• [DO THIS]: Gather the lines below that include the string "axis", copying each in full.

━━━━━━━━━━━━━━━━

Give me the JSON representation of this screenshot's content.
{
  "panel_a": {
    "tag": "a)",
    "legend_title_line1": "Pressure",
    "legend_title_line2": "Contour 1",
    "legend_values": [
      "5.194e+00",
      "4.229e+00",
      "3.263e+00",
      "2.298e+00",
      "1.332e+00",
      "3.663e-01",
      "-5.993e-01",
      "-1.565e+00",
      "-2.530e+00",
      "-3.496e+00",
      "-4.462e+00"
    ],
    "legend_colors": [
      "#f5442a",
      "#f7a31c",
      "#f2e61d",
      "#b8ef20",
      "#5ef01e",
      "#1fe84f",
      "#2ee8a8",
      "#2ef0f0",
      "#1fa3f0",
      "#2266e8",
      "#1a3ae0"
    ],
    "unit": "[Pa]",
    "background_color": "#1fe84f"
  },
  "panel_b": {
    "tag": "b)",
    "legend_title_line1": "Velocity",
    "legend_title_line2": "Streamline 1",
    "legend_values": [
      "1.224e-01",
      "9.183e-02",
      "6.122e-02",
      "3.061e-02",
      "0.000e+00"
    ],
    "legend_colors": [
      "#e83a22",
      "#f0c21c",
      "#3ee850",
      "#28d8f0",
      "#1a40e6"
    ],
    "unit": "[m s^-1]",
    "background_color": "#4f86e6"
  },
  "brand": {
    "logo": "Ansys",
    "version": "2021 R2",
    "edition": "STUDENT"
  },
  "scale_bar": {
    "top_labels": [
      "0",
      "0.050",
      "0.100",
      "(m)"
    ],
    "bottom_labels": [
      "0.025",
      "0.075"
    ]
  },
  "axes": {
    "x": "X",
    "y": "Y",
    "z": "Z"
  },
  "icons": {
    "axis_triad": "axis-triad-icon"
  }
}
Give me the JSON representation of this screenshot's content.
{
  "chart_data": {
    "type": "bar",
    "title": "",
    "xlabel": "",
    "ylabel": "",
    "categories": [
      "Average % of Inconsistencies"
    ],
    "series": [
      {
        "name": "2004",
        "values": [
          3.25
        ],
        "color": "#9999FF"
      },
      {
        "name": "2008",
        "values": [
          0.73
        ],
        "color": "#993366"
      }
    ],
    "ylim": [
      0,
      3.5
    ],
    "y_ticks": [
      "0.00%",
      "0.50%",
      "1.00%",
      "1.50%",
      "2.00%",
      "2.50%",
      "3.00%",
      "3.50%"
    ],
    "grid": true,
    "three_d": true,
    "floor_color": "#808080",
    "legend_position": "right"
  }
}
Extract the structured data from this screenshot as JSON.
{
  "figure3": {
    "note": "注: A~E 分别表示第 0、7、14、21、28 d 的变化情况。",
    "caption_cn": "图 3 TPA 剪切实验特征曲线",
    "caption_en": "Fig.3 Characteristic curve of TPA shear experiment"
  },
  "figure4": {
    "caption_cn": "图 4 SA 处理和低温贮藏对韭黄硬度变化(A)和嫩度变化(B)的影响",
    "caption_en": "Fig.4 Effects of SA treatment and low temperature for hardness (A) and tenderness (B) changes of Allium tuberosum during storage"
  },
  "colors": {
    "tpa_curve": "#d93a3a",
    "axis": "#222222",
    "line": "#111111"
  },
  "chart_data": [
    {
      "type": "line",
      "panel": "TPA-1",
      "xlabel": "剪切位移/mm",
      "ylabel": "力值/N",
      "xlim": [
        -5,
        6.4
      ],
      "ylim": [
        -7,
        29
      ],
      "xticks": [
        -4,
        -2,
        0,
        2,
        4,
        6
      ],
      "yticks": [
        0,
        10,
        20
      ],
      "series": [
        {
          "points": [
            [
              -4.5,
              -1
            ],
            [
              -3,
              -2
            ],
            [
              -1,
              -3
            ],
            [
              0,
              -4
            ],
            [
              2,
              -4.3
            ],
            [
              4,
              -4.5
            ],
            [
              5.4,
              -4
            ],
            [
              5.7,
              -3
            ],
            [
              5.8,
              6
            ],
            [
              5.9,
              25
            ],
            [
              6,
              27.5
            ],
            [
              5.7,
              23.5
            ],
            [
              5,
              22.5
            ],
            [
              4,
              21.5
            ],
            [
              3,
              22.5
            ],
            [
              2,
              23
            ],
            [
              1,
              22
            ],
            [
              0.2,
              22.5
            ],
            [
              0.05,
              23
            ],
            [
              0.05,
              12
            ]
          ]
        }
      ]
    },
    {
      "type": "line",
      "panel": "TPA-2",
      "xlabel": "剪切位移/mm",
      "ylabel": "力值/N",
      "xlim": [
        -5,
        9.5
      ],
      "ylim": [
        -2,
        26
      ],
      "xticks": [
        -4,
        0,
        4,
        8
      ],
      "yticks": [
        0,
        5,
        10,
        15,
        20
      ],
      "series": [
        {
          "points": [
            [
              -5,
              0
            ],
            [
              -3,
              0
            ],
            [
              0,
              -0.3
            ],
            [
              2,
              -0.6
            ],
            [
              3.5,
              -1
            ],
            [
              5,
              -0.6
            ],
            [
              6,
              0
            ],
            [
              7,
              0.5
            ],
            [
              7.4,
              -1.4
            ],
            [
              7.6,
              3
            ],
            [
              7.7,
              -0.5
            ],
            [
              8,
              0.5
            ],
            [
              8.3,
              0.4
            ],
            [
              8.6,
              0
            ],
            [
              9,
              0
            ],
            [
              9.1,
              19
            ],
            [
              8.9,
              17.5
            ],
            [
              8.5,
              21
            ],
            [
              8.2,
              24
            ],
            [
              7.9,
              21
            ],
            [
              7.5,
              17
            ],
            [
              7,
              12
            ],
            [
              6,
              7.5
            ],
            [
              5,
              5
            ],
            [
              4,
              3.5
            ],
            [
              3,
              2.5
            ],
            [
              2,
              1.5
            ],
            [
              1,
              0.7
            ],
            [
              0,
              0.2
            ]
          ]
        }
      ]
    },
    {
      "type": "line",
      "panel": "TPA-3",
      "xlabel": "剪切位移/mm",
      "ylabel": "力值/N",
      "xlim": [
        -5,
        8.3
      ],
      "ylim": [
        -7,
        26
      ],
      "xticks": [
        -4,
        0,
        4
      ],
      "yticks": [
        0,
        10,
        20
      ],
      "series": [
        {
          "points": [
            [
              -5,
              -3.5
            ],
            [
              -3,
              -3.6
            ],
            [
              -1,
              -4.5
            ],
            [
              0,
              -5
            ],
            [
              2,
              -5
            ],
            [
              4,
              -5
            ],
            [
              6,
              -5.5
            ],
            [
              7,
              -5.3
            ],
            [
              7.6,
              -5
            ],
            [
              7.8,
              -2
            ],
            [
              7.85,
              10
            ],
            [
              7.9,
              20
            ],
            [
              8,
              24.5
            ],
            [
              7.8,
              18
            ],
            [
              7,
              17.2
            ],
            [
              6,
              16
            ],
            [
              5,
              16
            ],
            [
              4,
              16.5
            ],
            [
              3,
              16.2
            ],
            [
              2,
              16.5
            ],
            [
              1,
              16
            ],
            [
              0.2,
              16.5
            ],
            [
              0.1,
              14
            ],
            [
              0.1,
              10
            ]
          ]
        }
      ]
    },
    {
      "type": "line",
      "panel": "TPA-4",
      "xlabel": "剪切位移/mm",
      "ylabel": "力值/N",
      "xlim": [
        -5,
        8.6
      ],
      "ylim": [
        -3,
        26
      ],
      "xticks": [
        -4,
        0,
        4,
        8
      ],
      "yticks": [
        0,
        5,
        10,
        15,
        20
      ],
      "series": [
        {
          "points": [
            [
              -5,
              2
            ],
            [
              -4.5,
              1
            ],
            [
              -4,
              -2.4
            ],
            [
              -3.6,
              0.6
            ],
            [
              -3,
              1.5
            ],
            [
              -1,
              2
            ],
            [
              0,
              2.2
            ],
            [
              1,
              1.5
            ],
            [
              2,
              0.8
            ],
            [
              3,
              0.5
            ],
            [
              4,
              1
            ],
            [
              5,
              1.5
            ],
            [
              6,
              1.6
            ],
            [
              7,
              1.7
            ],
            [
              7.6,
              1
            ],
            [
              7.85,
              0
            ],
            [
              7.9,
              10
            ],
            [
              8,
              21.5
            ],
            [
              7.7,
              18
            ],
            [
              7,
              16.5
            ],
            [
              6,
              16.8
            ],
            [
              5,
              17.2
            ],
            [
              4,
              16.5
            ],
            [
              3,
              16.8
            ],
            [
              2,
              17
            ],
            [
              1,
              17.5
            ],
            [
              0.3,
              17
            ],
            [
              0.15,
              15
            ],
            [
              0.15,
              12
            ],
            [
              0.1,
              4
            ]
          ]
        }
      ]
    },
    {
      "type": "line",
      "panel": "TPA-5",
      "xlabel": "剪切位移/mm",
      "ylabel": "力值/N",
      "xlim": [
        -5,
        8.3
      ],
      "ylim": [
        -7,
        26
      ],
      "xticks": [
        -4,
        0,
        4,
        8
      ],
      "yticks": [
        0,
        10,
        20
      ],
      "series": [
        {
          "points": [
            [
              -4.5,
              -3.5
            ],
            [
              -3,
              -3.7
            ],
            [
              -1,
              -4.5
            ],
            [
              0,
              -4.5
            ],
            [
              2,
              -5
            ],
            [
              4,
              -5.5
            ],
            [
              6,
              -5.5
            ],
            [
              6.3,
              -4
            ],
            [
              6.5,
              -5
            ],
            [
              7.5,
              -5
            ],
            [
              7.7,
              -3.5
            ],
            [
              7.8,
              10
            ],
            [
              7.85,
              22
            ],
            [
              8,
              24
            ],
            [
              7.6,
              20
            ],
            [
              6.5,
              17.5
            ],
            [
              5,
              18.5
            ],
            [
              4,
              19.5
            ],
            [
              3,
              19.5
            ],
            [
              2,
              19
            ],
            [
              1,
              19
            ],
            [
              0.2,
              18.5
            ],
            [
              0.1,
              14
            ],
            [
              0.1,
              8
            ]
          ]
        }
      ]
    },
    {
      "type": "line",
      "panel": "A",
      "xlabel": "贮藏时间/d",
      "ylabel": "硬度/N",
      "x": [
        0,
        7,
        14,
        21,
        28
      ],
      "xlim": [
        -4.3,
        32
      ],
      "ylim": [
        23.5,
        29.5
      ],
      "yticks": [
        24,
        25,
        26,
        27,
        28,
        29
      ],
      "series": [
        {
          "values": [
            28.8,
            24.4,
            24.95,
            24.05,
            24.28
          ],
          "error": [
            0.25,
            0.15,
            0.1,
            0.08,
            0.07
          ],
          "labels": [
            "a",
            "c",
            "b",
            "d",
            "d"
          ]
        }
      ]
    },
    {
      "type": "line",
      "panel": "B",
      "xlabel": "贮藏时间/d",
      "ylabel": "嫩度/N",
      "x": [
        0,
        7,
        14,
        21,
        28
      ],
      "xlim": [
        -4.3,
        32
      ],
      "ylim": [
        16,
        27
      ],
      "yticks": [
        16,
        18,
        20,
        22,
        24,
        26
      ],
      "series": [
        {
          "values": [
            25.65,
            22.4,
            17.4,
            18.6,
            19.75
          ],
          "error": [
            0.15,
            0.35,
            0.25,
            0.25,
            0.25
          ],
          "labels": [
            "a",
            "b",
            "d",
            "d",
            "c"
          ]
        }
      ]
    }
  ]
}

━━━━━━━━━━━━━━━━

• [THE RESULT]:
    "axis_triad": "axis-triad-icon"
    "axis": "#222222",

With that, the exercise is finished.